THE EXERCISE — What is the number of lines in the data holding the word "Output"? Give that number by itself.

--- start of DATA FOR THE TASK ---

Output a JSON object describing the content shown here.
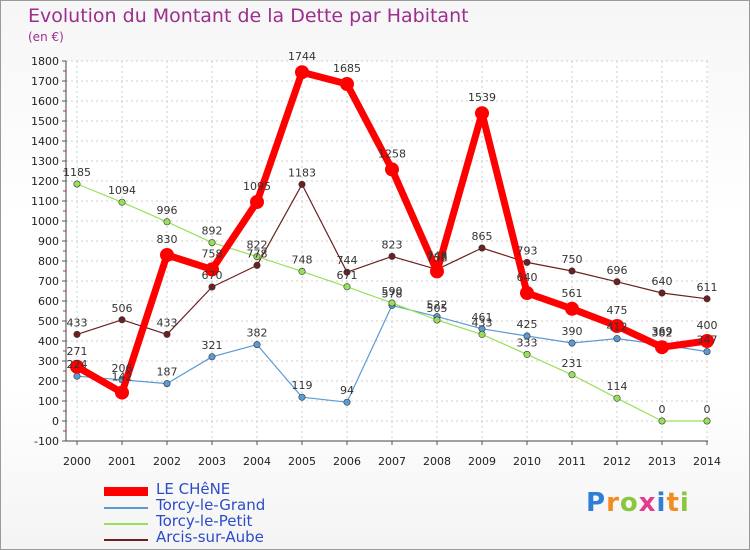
{
  "chart_data": {
    "type": "line",
    "title": "Evolution du Montant de la Dette par Habitant",
    "unit": "(en €)",
    "x": [
      "2000",
      "2001",
      "2002",
      "2003",
      "2004",
      "2005",
      "2006",
      "2007",
      "2008",
      "2009",
      "2010",
      "2011",
      "2012",
      "2013",
      "2014"
    ],
    "ylim": [
      -100,
      1800
    ],
    "yticks": [
      -100,
      0,
      100,
      200,
      300,
      400,
      500,
      600,
      700,
      800,
      900,
      1000,
      1100,
      1200,
      1300,
      1400,
      1500,
      1600,
      1700,
      1800
    ],
    "grid": true,
    "legend_position": "bottom-left",
    "series": [
      {
        "name": "LE CHêNE",
        "color": "#ff0000",
        "values": [
          271,
          142,
          830,
          758,
          1095,
          1744,
          1685,
          1258,
          748,
          1539,
          640,
          561,
          475,
          369,
          400
        ]
      },
      {
        "name": "Torcy-le-Grand",
        "color": "#5b9bd5",
        "values": [
          224,
          206,
          187,
          321,
          382,
          119,
          94,
          578,
          522,
          461,
          425,
          390,
          412,
          382,
          347
        ]
      },
      {
        "name": "Torcy-le-Petit",
        "color": "#99e05a",
        "values": [
          1185,
          1094,
          996,
          892,
          822,
          748,
          671,
          590,
          505,
          433,
          333,
          231,
          114,
          0,
          0
        ]
      },
      {
        "name": "Arcis-sur-Aube",
        "color": "#6e1f1f",
        "values": [
          433,
          506,
          433,
          670,
          778,
          1183,
          744,
          823,
          758,
          865,
          793,
          750,
          696,
          640,
          611
        ]
      }
    ],
    "point_labels": [
      {
        "series": 0,
        "labels": [
          "271",
          "142",
          "830",
          "758",
          "1095",
          "1744",
          "1685",
          "1258",
          "748",
          "1539",
          "640",
          "561",
          "475",
          "369",
          "400"
        ]
      },
      {
        "series": 1,
        "labels": [
          "224",
          "206",
          "187",
          "321",
          "382",
          "119",
          "94",
          "578",
          "522",
          "461",
          "425",
          "390",
          "412",
          "382",
          "347"
        ]
      },
      {
        "series": 2,
        "labels": [
          "1185",
          "1094",
          "996",
          "892",
          "822",
          "748",
          "671",
          "590",
          "505",
          "433",
          "333",
          "231",
          "114",
          "0",
          "0"
        ]
      },
      {
        "series": 3,
        "labels": [
          "433",
          "506",
          "433",
          "670",
          "778",
          "1183",
          "744",
          "823",
          "758",
          "865",
          "793",
          "750",
          "696",
          "640",
          "611"
        ]
      }
    ]
  },
  "brand": {
    "letters": [
      "P",
      "r",
      "o",
      "x",
      "i",
      "t",
      "i"
    ],
    "colors": [
      "#2f7fd6",
      "#f28c1e",
      "#8cc63f",
      "#e23b8f",
      "#2f7fd6",
      "#f28c1e",
      "#8cc63f"
    ]
  }
}
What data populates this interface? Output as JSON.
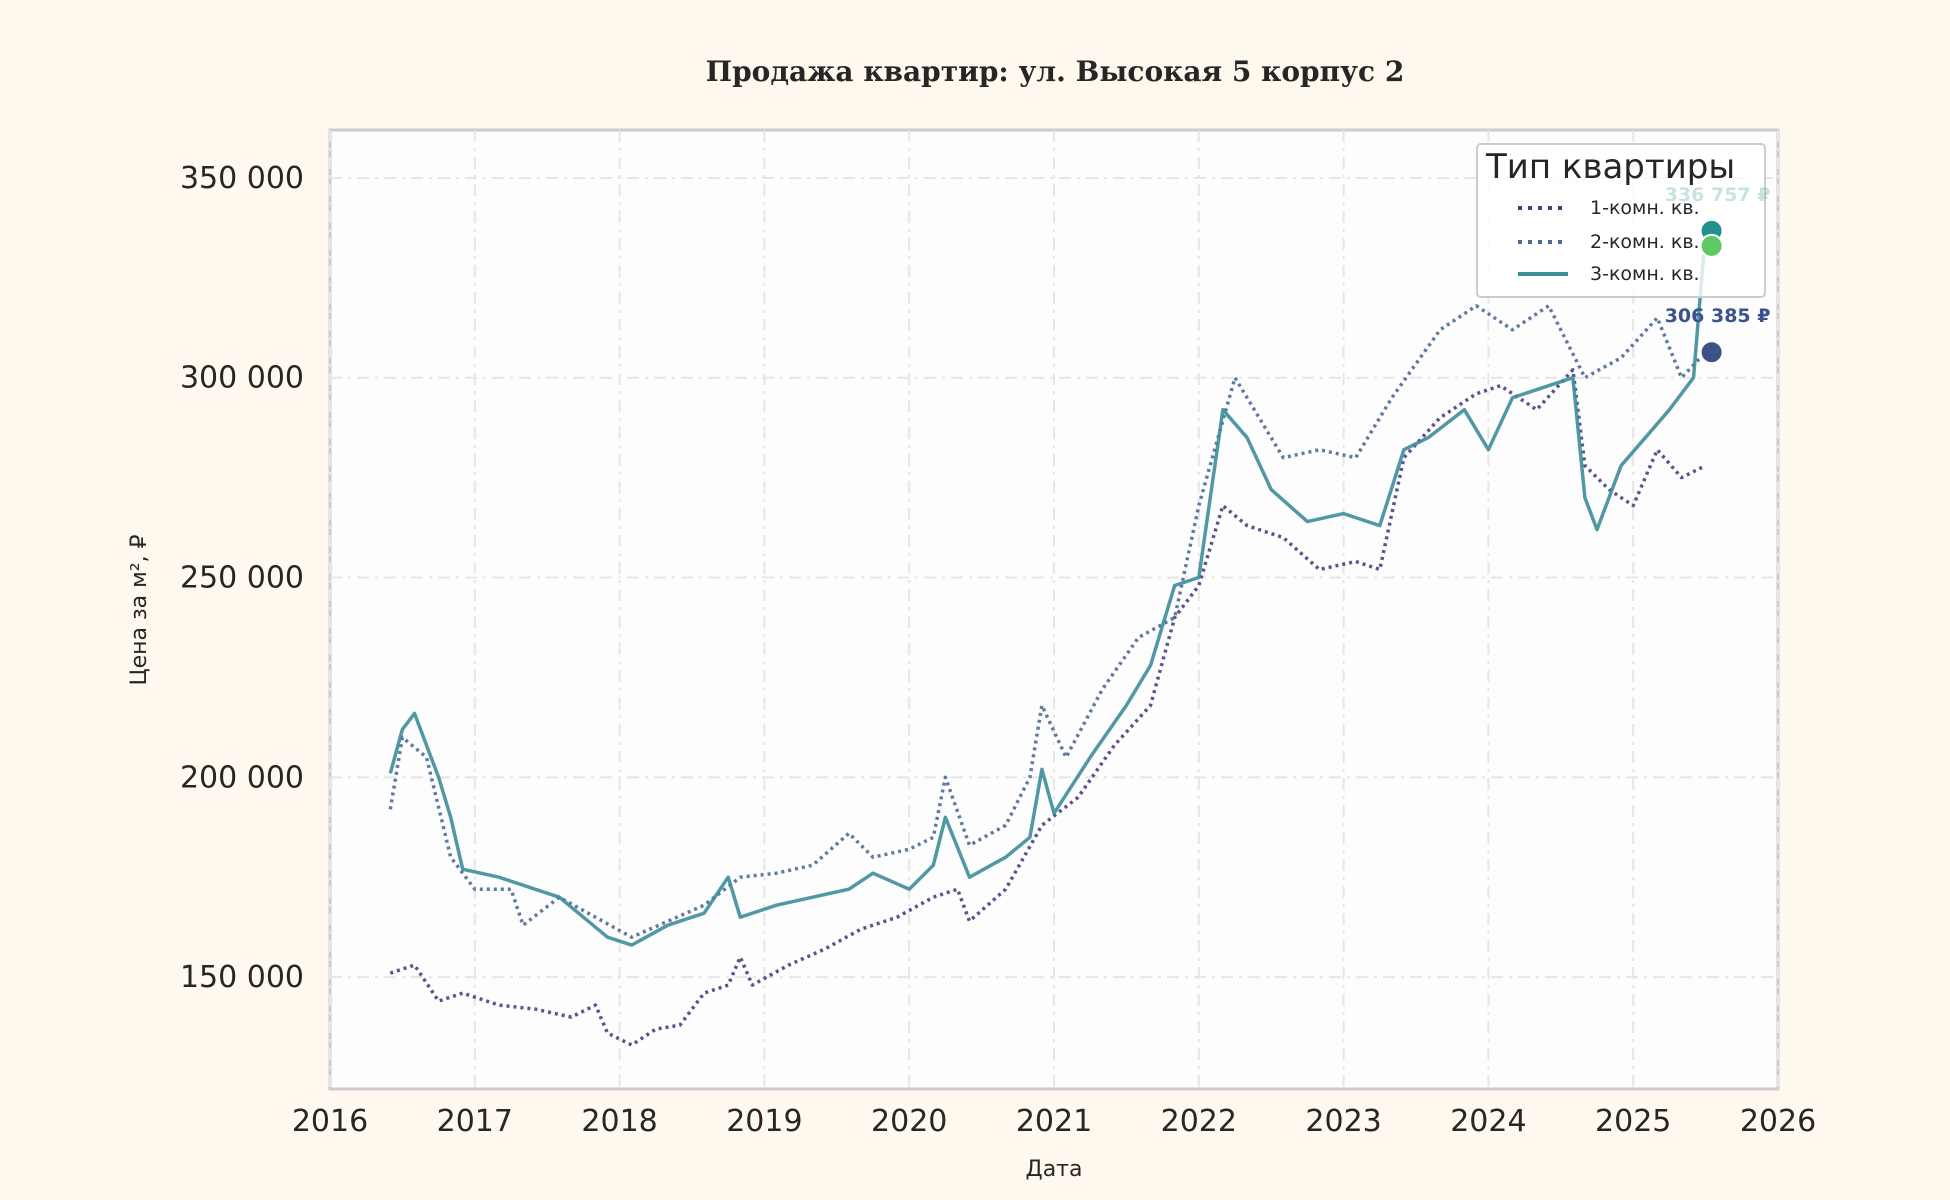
{
  "chart_data": {
    "type": "line",
    "title": "Продажа квартир: ул. Высокая 5 корпус 2",
    "xlabel": "Дата",
    "ylabel": "Цена за м², ₽",
    "xlim": [
      "2016-01",
      "2026-01"
    ],
    "ylim": [
      122000,
      362000
    ],
    "x_ticks": [
      "2016",
      "2017",
      "2018",
      "2019",
      "2020",
      "2021",
      "2022",
      "2023",
      "2024",
      "2025",
      "2026"
    ],
    "y_ticks": [
      150000,
      200000,
      250000,
      300000,
      350000
    ],
    "y_tick_labels": [
      "150 000",
      "200 000",
      "250 000",
      "300 000",
      "350 000"
    ],
    "grid": true,
    "legend": {
      "title": "Тип квартиры",
      "position": "top-right"
    },
    "series": [
      {
        "name": "1-комн. кв.",
        "color": "#4b3f7e",
        "style": "dotted",
        "x": [
          "2016-06",
          "2016-08",
          "2016-10",
          "2016-12",
          "2017-03",
          "2017-06",
          "2017-09",
          "2017-11",
          "2017-12",
          "2018-02",
          "2018-04",
          "2018-06",
          "2018-08",
          "2018-10",
          "2018-11",
          "2018-12",
          "2019-03",
          "2019-06",
          "2019-09",
          "2019-12",
          "2020-03",
          "2020-05",
          "2020-06",
          "2020-09",
          "2020-12",
          "2021-03",
          "2021-06",
          "2021-09",
          "2021-11",
          "2022-01",
          "2022-03",
          "2022-05",
          "2022-08",
          "2022-11",
          "2023-02",
          "2023-04",
          "2023-06",
          "2023-09",
          "2023-12",
          "2024-02",
          "2024-05",
          "2024-08",
          "2024-09",
          "2024-11",
          "2025-01",
          "2025-03",
          "2025-05",
          "2025-07"
        ],
        "y": [
          151000,
          153000,
          144000,
          146000,
          143000,
          142000,
          140000,
          143000,
          136000,
          133000,
          137000,
          138000,
          146000,
          148000,
          155000,
          148000,
          153000,
          157000,
          162000,
          165000,
          170000,
          172000,
          164000,
          172000,
          188000,
          195000,
          208000,
          218000,
          240000,
          248000,
          268000,
          263000,
          260000,
          252000,
          254000,
          252000,
          280000,
          290000,
          296000,
          298000,
          292000,
          302000,
          278000,
          272000,
          268000,
          282000,
          275000,
          278000
        ]
      },
      {
        "name": "2-комн. кв.",
        "color": "#4f6a94",
        "style": "dotted",
        "x": [
          "2016-06",
          "2016-07",
          "2016-09",
          "2016-11",
          "2017-01",
          "2017-04",
          "2017-05",
          "2017-08",
          "2017-11",
          "2018-02",
          "2018-05",
          "2018-08",
          "2018-11",
          "2019-02",
          "2019-05",
          "2019-08",
          "2019-10",
          "2020-01",
          "2020-03",
          "2020-04",
          "2020-06",
          "2020-09",
          "2020-11",
          "2020-12",
          "2021-02",
          "2021-05",
          "2021-08",
          "2021-11",
          "2022-01",
          "2022-04",
          "2022-06",
          "2022-08",
          "2022-11",
          "2023-02",
          "2023-05",
          "2023-09",
          "2023-12",
          "2024-03",
          "2024-06",
          "2024-09",
          "2024-12",
          "2025-03",
          "2025-05",
          "2025-07"
        ],
        "y": [
          192000,
          210000,
          205000,
          180000,
          172000,
          172000,
          163000,
          170000,
          165000,
          160000,
          164000,
          168000,
          175000,
          176000,
          178000,
          186000,
          180000,
          182000,
          185000,
          200000,
          183000,
          188000,
          200000,
          218000,
          205000,
          222000,
          235000,
          240000,
          268000,
          300000,
          290000,
          280000,
          282000,
          280000,
          295000,
          312000,
          318000,
          312000,
          318000,
          300000,
          305000,
          315000,
          300000,
          306385
        ]
      },
      {
        "name": "3-комн. кв.",
        "color": "#3e8d9a",
        "style": "solid",
        "x": [
          "2016-06",
          "2016-07",
          "2016-08",
          "2016-10",
          "2016-11",
          "2016-12",
          "2017-03",
          "2017-06",
          "2017-08",
          "2017-10",
          "2017-12",
          "2018-02",
          "2018-05",
          "2018-08",
          "2018-10",
          "2018-11",
          "2019-02",
          "2019-05",
          "2019-08",
          "2019-10",
          "2020-01",
          "2020-03",
          "2020-04",
          "2020-06",
          "2020-09",
          "2020-11",
          "2020-12",
          "2021-01",
          "2021-04",
          "2021-07",
          "2021-09",
          "2021-11",
          "2022-01",
          "2022-03",
          "2022-05",
          "2022-07",
          "2022-10",
          "2023-01",
          "2023-04",
          "2023-06",
          "2023-08",
          "2023-11",
          "2024-01",
          "2024-03",
          "2024-06",
          "2024-08",
          "2024-09",
          "2024-10",
          "2024-12",
          "2025-02",
          "2025-04",
          "2025-06",
          "2025-07"
        ],
        "y": [
          201000,
          212000,
          216000,
          200000,
          190000,
          177000,
          175000,
          172000,
          170000,
          165000,
          160000,
          158000,
          163000,
          166000,
          175000,
          165000,
          168000,
          170000,
          172000,
          176000,
          172000,
          178000,
          190000,
          175000,
          180000,
          185000,
          202000,
          191000,
          205000,
          218000,
          228000,
          248000,
          250000,
          292000,
          285000,
          272000,
          264000,
          266000,
          263000,
          282000,
          285000,
          292000,
          282000,
          295000,
          298000,
          300000,
          270000,
          262000,
          278000,
          285000,
          292000,
          300000,
          336757
        ]
      }
    ],
    "end_markers": [
      {
        "x": "2025-07",
        "y": 336757,
        "color": "#21918c",
        "label": "336 757 ₽"
      },
      {
        "x": "2025-07",
        "y": 333000,
        "color": "#5ec962"
      },
      {
        "x": "2025-07",
        "y": 306385,
        "color": "#3b528b",
        "label": "306 385 ₽"
      }
    ]
  }
}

--- end of DATA FOR THE TASK ---

ANSWER FOR THE TASK — 2